### WRITTEN TASK
Carry none of the pictures over; set down the material below exactly.

### ENTRIES PROVIDED
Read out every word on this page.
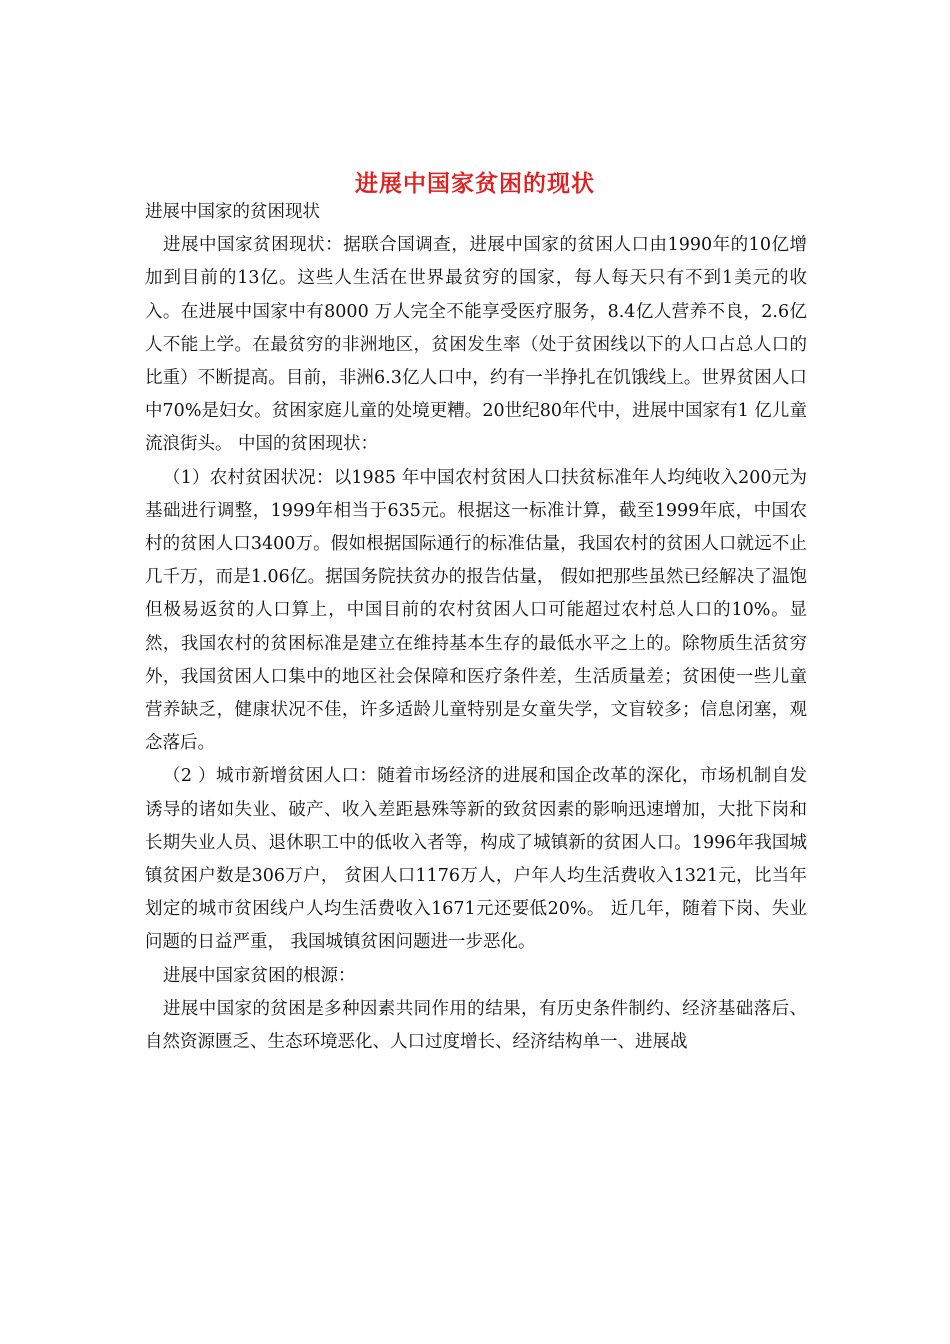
进展中国家贫困的现状

进展中国家的贫困现状

进展中国家贫困现状：据联合国调查，进展中国家的贫困人口由1990年的10亿增加到目前的13亿。这些人生活在世界最贫穷的国家，每人每天只有不到1美元的收入。在进展中国家中有8000 万人完全不能享受医疗服务，8.4亿人营养不良，2.6亿人不能上学。在最贫穷的非洲地区，贫困发生率（处于贫困线以下的人口占总人口的比重）不断提高。目前，非洲6.3亿人口中，约有一半挣扎在饥饿线上。世界贫困人口中70%是妇女。贫困家庭儿童的处境更糟。20世纪80年代中，进展中国家有1 亿儿童流浪街头。 中国的贫困现状：

（1）农村贫困状况：以1985 年中国农村贫困人口扶贫标准年人均纯收入200元为基础进行调整，1999年相当于635元。根据这一标准计算，截至1999年底，中国农村的贫困人口3400万。假如根据国际通行的标准估量，我国农村的贫困人口就远不止几千万，而是1.06亿。据国务院扶贫办的报告估量， 假如把那些虽然已经解决了温饱但极易返贫的人口算上，中国目前的农村贫困人口可能超过农村总人口的10%。显然，我国农村的贫困标准是建立在维持基本生存的最低水平之上的。除物质生活贫穷外，我国贫困人口集中的地区社会保障和医疗条件差，生活质量差；贫困使一些儿童营养缺乏，健康状况不佳，许多适龄儿童特别是女童失学，文盲较多；信息闭塞，观念落后。

（2 ）城市新增贫困人口：随着市场经济的进展和国企改革的深化，市场机制自发诱导的诸如失业、破产、收入差距悬殊等新的致贫因素的影响迅速增加，大批下岗和长期失业人员、退休职工中的低收入者等，构成了城镇新的贫困人口。1996年我国城镇贫困户数是306万户， 贫困人口1176万人，户年人均生活费收入1321元，比当年划定的城市贫困线户人均生活费收入1671元还要低20%。 近几年，随着下岗、失业问题的日益严重， 我国城镇贫困问题进一步恶化。

进展中国家贫困的根源：

进展中国家的贫困是多种因素共同作用的结果，有历史条件制约、经济基础落后、自然资源匮乏、生态环境恶化、人口过度增长、经济结构单一、进展战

### SOLUTION FOR THIS EXERCISE
Read out every word on this page.
进展中国家贫困的现状

进展中国家的贫困现状

进展中国家贫困现状：据联合国调查，进展中国家的贫困人口由1990年的10亿增加到目前的13亿。这些人生活在世界最贫穷的国家，每人每天只有不到1美元的收入。在进展中国家中有8000 万人完全不能享受医疗服务，8.4亿人营养不良，2.6亿人不能上学。在最贫穷的非洲地区，贫困发生率（处于贫困线以下的人口占总人口的比重）不断提高。目前，非洲6.3亿人口中，约有一半挣扎在饥饿线上。世界贫困人口中70%是妇女。贫困家庭儿童的处境更糟。20世纪80年代中，进展中国家有1 亿儿童流浪街头。 中国的贫困现状：

（1）农村贫困状况：以1985 年中国农村贫困人口扶贫标准年人均纯收入200元为基础进行调整，1999年相当于635元。根据这一标准计算，截至1999年底，中国农村的贫困人口3400万。假如根据国际通行的标准估量，我国农村的贫困人口就远不止几千万，而是1.06亿。据国务院扶贫办的报告估量， 假如把那些虽然已经解决了温饱但极易返贫的人口算上，中国目前的农村贫困人口可能超过农村总人口的10%。显然，我国农村的贫困标准是建立在维持基本生存的最低水平之上的。除物质生活贫穷外，我国贫困人口集中的地区社会保障和医疗条件差，生活质量差；贫困使一些儿童营养缺乏，健康状况不佳，许多适龄儿童特别是女童失学，文盲较多；信息闭塞，观念落后。

（2 ）城市新增贫困人口：随着市场经济的进展和国企改革的深化，市场机制自发诱导的诸如失业、破产、收入差距悬殊等新的致贫因素的影响迅速增加，大批下岗和长期失业人员、退休职工中的低收入者等，构成了城镇新的贫困人口。1996年我国城镇贫困户数是306万户， 贫困人口1176万人，户年人均生活费收入1321元，比当年划定的城市贫困线户人均生活费收入1671元还要低20%。 近几年，随着下岗、失业问题的日益严重， 我国城镇贫困问题进一步恶化。

进展中国家贫困的根源：

进展中国家的贫困是多种因素共同作用的结果，有历史条件制约、经济基础落后、自然资源匮乏、生态环境恶化、人口过度增长、经济结构单一、进展战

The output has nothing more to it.